*Set task*. Reproduce the listing below word for word, leaving out the pictures.

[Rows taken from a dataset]
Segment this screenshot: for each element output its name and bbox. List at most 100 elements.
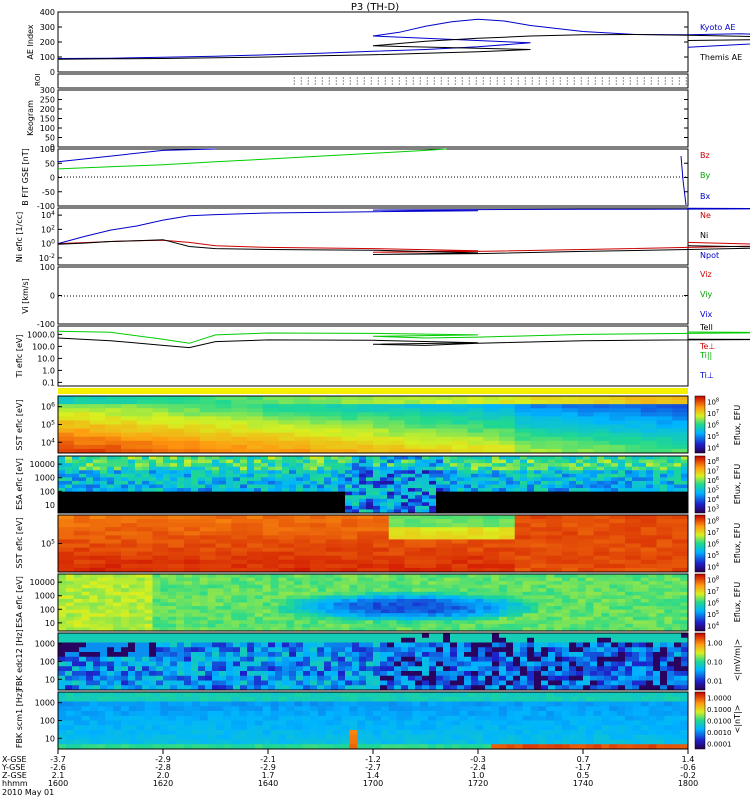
heatmap-cell bbox=[522, 616, 531, 621]
heatmap-cell bbox=[325, 551, 342, 557]
roi-dot bbox=[426, 83, 428, 85]
heatmap-cell bbox=[349, 616, 358, 621]
heatmap-cell bbox=[226, 498, 234, 503]
heatmap-cell bbox=[152, 424, 169, 429]
heatmap-cell bbox=[546, 535, 563, 540]
heatmap-cell bbox=[247, 416, 264, 421]
heatmap-cell bbox=[198, 666, 206, 672]
heatmap-cell bbox=[538, 595, 547, 600]
heatmap-cell bbox=[428, 591, 437, 596]
heatmap-cell bbox=[499, 502, 507, 507]
heatmap-cell bbox=[555, 473, 563, 478]
heatmap-cell bbox=[373, 424, 390, 429]
heatmap-cell bbox=[555, 491, 563, 496]
heatmap-cell bbox=[617, 584, 626, 589]
heatmap-cell bbox=[554, 623, 563, 628]
heatmap-cell bbox=[156, 656, 164, 662]
heatmap-cell bbox=[89, 535, 106, 540]
heatmap-cell bbox=[341, 555, 358, 561]
heatmap-cell bbox=[268, 680, 276, 686]
heatmap-cell bbox=[93, 656, 101, 662]
heatmap-cell bbox=[81, 616, 90, 621]
heatmap-cell bbox=[184, 488, 192, 493]
heatmap-cell bbox=[366, 491, 374, 496]
roi-dot bbox=[608, 83, 610, 85]
heatmap-cell bbox=[135, 473, 143, 478]
heatmap-cell bbox=[247, 456, 255, 460]
heatmap-cell bbox=[121, 495, 129, 500]
heatmap-cell bbox=[177, 459, 185, 464]
heatmap-cell bbox=[310, 656, 318, 662]
heatmap-cell bbox=[499, 574, 508, 578]
heatmap-cell bbox=[604, 491, 612, 496]
heatmap-cell bbox=[215, 577, 224, 582]
heatmap-cell bbox=[522, 595, 531, 600]
heatmap-cell bbox=[310, 456, 318, 460]
heatmap-cell bbox=[310, 470, 318, 475]
heatmap-cell bbox=[89, 563, 106, 569]
heatmap-cell bbox=[72, 647, 80, 653]
heatmap-cell bbox=[294, 623, 303, 628]
heatmap-cell bbox=[296, 484, 304, 489]
heatmap-cell bbox=[436, 509, 444, 514]
heatmap-cell bbox=[541, 473, 549, 478]
heatmap-cell bbox=[184, 416, 201, 421]
heatmap-cell bbox=[451, 606, 461, 611]
heatmap-cell bbox=[114, 456, 122, 460]
heatmap-cell bbox=[451, 416, 468, 421]
heatmap-cell bbox=[289, 495, 297, 500]
heatmap-cell bbox=[373, 412, 390, 417]
heatmap-cell bbox=[163, 680, 171, 686]
heatmap-cell bbox=[72, 505, 80, 510]
heatmap-cell bbox=[483, 627, 492, 632]
heatmap-cell bbox=[121, 652, 129, 658]
roi-dot bbox=[328, 80, 330, 82]
heatmap-cell bbox=[268, 675, 276, 681]
heatmap-cell bbox=[672, 416, 689, 421]
heatmap-cell bbox=[121, 602, 130, 607]
heatmap-cell bbox=[184, 505, 192, 510]
heatmap-cell bbox=[254, 577, 264, 582]
heatmap-cell bbox=[396, 581, 405, 586]
heatmap-cell bbox=[278, 539, 295, 544]
heatmap-cell bbox=[548, 505, 556, 510]
heatmap-cell bbox=[380, 470, 388, 475]
heatmap-cell bbox=[428, 598, 437, 603]
heatmap-cell bbox=[467, 588, 476, 593]
heatmap-cell bbox=[585, 588, 594, 593]
heatmap-cell bbox=[121, 551, 138, 557]
heatmap-cell bbox=[499, 420, 516, 425]
heatmap-cell bbox=[262, 627, 272, 632]
heatmap-cell bbox=[149, 509, 157, 514]
heatmap-cell bbox=[443, 633, 451, 639]
heatmap-cell bbox=[278, 563, 295, 569]
heatmap-cell bbox=[499, 408, 516, 413]
heatmap-cell bbox=[261, 473, 269, 478]
heatmap-cell bbox=[160, 602, 169, 607]
heatmap-cell bbox=[278, 588, 287, 593]
heatmap-cell bbox=[215, 515, 232, 520]
heatmap-cell bbox=[562, 527, 579, 532]
heatmap-cell bbox=[450, 463, 458, 468]
heatmap-cell bbox=[617, 606, 626, 611]
roi-dot bbox=[461, 80, 463, 82]
heatmap-cell bbox=[199, 620, 209, 625]
heatmap-cell bbox=[58, 420, 75, 425]
heatmap-cell bbox=[408, 666, 416, 672]
heatmap-cell bbox=[86, 671, 94, 677]
heatmap-cell bbox=[625, 531, 642, 536]
heatmap-cell bbox=[388, 577, 398, 582]
heatmap-cell bbox=[152, 606, 161, 611]
heatmap-cell bbox=[341, 519, 358, 524]
heatmap-cell bbox=[107, 652, 115, 658]
heatmap-cell bbox=[113, 598, 122, 603]
heatmap-cell bbox=[443, 574, 453, 578]
heatmap-cell bbox=[625, 613, 634, 618]
heatmap-cell bbox=[475, 616, 484, 621]
heatmap-cell bbox=[149, 495, 157, 500]
heatmap-cell bbox=[105, 531, 122, 536]
heatmap-cell bbox=[428, 584, 437, 589]
heatmap-cell bbox=[184, 523, 201, 528]
heatmap-cell bbox=[401, 675, 409, 681]
heatmap-cell bbox=[412, 577, 421, 582]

*Full answer*.
Segment this screenshot: for each element output its name and bbox. List at most 100 elements.
heatmap-cell bbox=[522, 616, 531, 621]
heatmap-cell bbox=[325, 551, 342, 557]
roi-dot bbox=[426, 83, 428, 85]
heatmap-cell bbox=[349, 616, 358, 621]
heatmap-cell bbox=[226, 498, 234, 503]
heatmap-cell bbox=[152, 424, 169, 429]
heatmap-cell bbox=[546, 535, 563, 540]
heatmap-cell bbox=[247, 416, 264, 421]
heatmap-cell bbox=[198, 666, 206, 672]
heatmap-cell bbox=[538, 595, 547, 600]
heatmap-cell bbox=[428, 591, 437, 596]
heatmap-cell bbox=[499, 502, 507, 507]
heatmap-cell bbox=[555, 473, 563, 478]
heatmap-cell bbox=[373, 424, 390, 429]
heatmap-cell bbox=[555, 491, 563, 496]
heatmap-cell bbox=[617, 584, 626, 589]
heatmap-cell bbox=[554, 623, 563, 628]
heatmap-cell bbox=[156, 656, 164, 662]
heatmap-cell bbox=[89, 535, 106, 540]
heatmap-cell bbox=[341, 555, 358, 561]
heatmap-cell bbox=[268, 680, 276, 686]
heatmap-cell bbox=[93, 656, 101, 662]
heatmap-cell bbox=[81, 616, 90, 621]
heatmap-cell bbox=[184, 488, 192, 493]
heatmap-cell bbox=[366, 491, 374, 496]
roi-dot bbox=[608, 83, 610, 85]
heatmap-cell bbox=[135, 473, 143, 478]
heatmap-cell bbox=[247, 456, 255, 460]
heatmap-cell bbox=[121, 495, 129, 500]
heatmap-cell bbox=[177, 459, 185, 464]
heatmap-cell bbox=[310, 656, 318, 662]
heatmap-cell bbox=[499, 574, 508, 578]
heatmap-cell bbox=[604, 491, 612, 496]
heatmap-cell bbox=[215, 577, 224, 582]
heatmap-cell bbox=[522, 595, 531, 600]
heatmap-cell bbox=[310, 456, 318, 460]
heatmap-cell bbox=[310, 470, 318, 475]
heatmap-cell bbox=[89, 563, 106, 569]
heatmap-cell bbox=[72, 647, 80, 653]
heatmap-cell bbox=[294, 623, 303, 628]
heatmap-cell bbox=[296, 484, 304, 489]
heatmap-cell bbox=[436, 509, 444, 514]
heatmap-cell bbox=[541, 473, 549, 478]
heatmap-cell bbox=[184, 416, 201, 421]
heatmap-cell bbox=[451, 606, 461, 611]
heatmap-cell bbox=[114, 456, 122, 460]
heatmap-cell bbox=[451, 416, 468, 421]
heatmap-cell bbox=[289, 495, 297, 500]
heatmap-cell bbox=[373, 412, 390, 417]
heatmap-cell bbox=[163, 680, 171, 686]
heatmap-cell bbox=[72, 505, 80, 510]
heatmap-cell bbox=[483, 627, 492, 632]
heatmap-cell bbox=[121, 652, 129, 658]
roi-dot bbox=[328, 80, 330, 82]
heatmap-cell bbox=[268, 675, 276, 681]
heatmap-cell bbox=[672, 416, 689, 421]
heatmap-cell bbox=[121, 602, 130, 607]
heatmap-cell bbox=[184, 505, 192, 510]
heatmap-cell bbox=[254, 577, 264, 582]
heatmap-cell bbox=[396, 581, 405, 586]
heatmap-cell bbox=[278, 539, 295, 544]
heatmap-cell bbox=[548, 505, 556, 510]
heatmap-cell bbox=[380, 470, 388, 475]
heatmap-cell bbox=[428, 598, 437, 603]
heatmap-cell bbox=[467, 588, 476, 593]
heatmap-cell bbox=[585, 588, 594, 593]
heatmap-cell bbox=[121, 551, 138, 557]
heatmap-cell bbox=[499, 420, 516, 425]
heatmap-cell bbox=[262, 627, 272, 632]
heatmap-cell bbox=[149, 509, 157, 514]
heatmap-cell bbox=[443, 633, 451, 639]
heatmap-cell bbox=[278, 563, 295, 569]
heatmap-cell bbox=[499, 408, 516, 413]
heatmap-cell bbox=[261, 473, 269, 478]
heatmap-cell bbox=[160, 602, 169, 607]
heatmap-cell bbox=[278, 588, 287, 593]
heatmap-cell bbox=[215, 515, 232, 520]
heatmap-cell bbox=[562, 527, 579, 532]
heatmap-cell bbox=[450, 463, 458, 468]
heatmap-cell bbox=[617, 606, 626, 611]
roi-dot bbox=[461, 80, 463, 82]
heatmap-cell bbox=[199, 620, 209, 625]
heatmap-cell bbox=[58, 420, 75, 425]
heatmap-cell bbox=[408, 666, 416, 672]
heatmap-cell bbox=[86, 671, 94, 677]
heatmap-cell bbox=[625, 531, 642, 536]
heatmap-cell bbox=[388, 577, 398, 582]
heatmap-cell bbox=[152, 606, 161, 611]
heatmap-cell bbox=[341, 519, 358, 524]
heatmap-cell bbox=[107, 652, 115, 658]
heatmap-cell bbox=[113, 598, 122, 603]
heatmap-cell bbox=[443, 574, 453, 578]
heatmap-cell bbox=[625, 613, 634, 618]
heatmap-cell bbox=[475, 616, 484, 621]
heatmap-cell bbox=[149, 495, 157, 500]
heatmap-cell bbox=[105, 531, 122, 536]
heatmap-cell bbox=[428, 584, 437, 589]
heatmap-cell bbox=[184, 523, 201, 528]
heatmap-cell bbox=[401, 675, 409, 681]
heatmap-cell bbox=[412, 577, 421, 582]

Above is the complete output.